• **What is needed**:
The data below needs to be returned exactly, line for line.

• **Exercise inputs**:

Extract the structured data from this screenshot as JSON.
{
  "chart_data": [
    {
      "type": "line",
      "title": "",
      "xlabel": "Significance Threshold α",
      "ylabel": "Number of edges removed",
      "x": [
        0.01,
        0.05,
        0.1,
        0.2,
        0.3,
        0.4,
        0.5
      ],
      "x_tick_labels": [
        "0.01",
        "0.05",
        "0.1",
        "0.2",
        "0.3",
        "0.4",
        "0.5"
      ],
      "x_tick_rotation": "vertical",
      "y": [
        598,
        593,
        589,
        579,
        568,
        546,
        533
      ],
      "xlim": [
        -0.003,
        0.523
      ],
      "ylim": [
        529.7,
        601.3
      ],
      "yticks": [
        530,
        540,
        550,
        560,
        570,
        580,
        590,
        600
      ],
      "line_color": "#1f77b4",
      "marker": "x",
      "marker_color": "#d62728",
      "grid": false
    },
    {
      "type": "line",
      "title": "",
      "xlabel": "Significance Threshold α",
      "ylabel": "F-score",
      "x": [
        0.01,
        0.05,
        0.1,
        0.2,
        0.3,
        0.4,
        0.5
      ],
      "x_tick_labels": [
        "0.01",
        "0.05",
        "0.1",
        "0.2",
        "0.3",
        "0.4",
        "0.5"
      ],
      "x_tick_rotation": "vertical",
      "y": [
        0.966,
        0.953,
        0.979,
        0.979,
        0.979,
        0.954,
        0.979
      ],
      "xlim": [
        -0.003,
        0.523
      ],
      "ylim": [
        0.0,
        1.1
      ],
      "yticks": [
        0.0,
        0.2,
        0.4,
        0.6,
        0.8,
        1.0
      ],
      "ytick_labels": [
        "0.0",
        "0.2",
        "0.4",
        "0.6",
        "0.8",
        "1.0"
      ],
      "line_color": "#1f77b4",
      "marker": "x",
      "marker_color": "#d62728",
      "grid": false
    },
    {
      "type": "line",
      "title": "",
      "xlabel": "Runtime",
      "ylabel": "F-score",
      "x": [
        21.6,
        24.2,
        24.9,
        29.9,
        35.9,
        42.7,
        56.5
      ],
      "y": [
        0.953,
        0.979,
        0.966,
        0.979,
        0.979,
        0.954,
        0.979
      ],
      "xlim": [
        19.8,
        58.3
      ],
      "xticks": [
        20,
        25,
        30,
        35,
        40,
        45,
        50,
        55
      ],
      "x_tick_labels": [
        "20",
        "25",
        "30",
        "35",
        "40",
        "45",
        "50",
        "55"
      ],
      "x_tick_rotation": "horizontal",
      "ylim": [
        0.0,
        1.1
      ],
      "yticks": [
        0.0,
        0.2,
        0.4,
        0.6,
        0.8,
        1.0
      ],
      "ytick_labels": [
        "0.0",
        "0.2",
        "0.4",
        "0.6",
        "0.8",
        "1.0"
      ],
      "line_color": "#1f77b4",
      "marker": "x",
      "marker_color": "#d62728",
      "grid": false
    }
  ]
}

• **Correct answer**:
Extract the structured data from this screenshot as JSON.
{
  "chart_data": [
    {
      "type": "line",
      "title": "",
      "xlabel": "Significance Threshold α",
      "ylabel": "Number of edges removed",
      "x": [
        0.01,
        0.05,
        0.1,
        0.2,
        0.3,
        0.4,
        0.5
      ],
      "x_tick_labels": [
        "0.01",
        "0.05",
        "0.1",
        "0.2",
        "0.3",
        "0.4",
        "0.5"
      ],
      "x_tick_rotation": "vertical",
      "y": [
        598,
        593,
        589,
        579,
        568,
        546,
        533
      ],
      "xlim": [
        -0.003,
        0.523
      ],
      "ylim": [
        529.7,
        601.3
      ],
      "yticks": [
        530,
        540,
        550,
        560,
        570,
        580,
        590,
        600
      ],
      "line_color": "#1f77b4",
      "marker": "x",
      "marker_color": "#d62728",
      "grid": false
    },
    {
      "type": "line",
      "title": "",
      "xlabel": "Significance Threshold α",
      "ylabel": "F-score",
      "x": [
        0.01,
        0.05,
        0.1,
        0.2,
        0.3,
        0.4,
        0.5
      ],
      "x_tick_labels": [
        "0.01",
        "0.05",
        "0.1",
        "0.2",
        "0.3",
        "0.4",
        "0.5"
      ],
      "x_tick_rotation": "vertical",
      "y": [
        0.966,
        0.953,
        0.979,
        0.979,
        0.979,
        0.954,
        0.979
      ],
      "xlim": [
        -0.003,
        0.523
      ],
      "ylim": [
        0.0,
        1.1
      ],
      "yticks": [
        0.0,
        0.2,
        0.4,
        0.6,
        0.8,
        1.0
      ],
      "ytick_labels": [
        "0.0",
        "0.2",
        "0.4",
        "0.6",
        "0.8",
        "1.0"
      ],
      "line_color": "#1f77b4",
      "marker": "x",
      "marker_color": "#d62728",
      "grid": false
    },
    {
      "type": "line",
      "title": "",
      "xlabel": "Runtime",
      "ylabel": "F-score",
      "x": [
        21.6,
        24.2,
        24.9,
        29.9,
        35.9,
        42.7,
        56.5
      ],
      "y": [
        0.953,
        0.979,
        0.966,
        0.979,
        0.979,
        0.954,
        0.979
      ],
      "xlim": [
        19.8,
        58.3
      ],
      "xticks": [
        20,
        25,
        30,
        35,
        40,
        45,
        50,
        55
      ],
      "x_tick_labels": [
        "20",
        "25",
        "30",
        "35",
        "40",
        "45",
        "50",
        "55"
      ],
      "x_tick_rotation": "horizontal",
      "ylim": [
        0.0,
        1.1
      ],
      "yticks": [
        0.0,
        0.2,
        0.4,
        0.6,
        0.8,
        1.0
      ],
      "ytick_labels": [
        "0.0",
        "0.2",
        "0.4",
        "0.6",
        "0.8",
        "1.0"
      ],
      "line_color": "#1f77b4",
      "marker": "x",
      "marker_color": "#d62728",
      "grid": false
    }
  ]
}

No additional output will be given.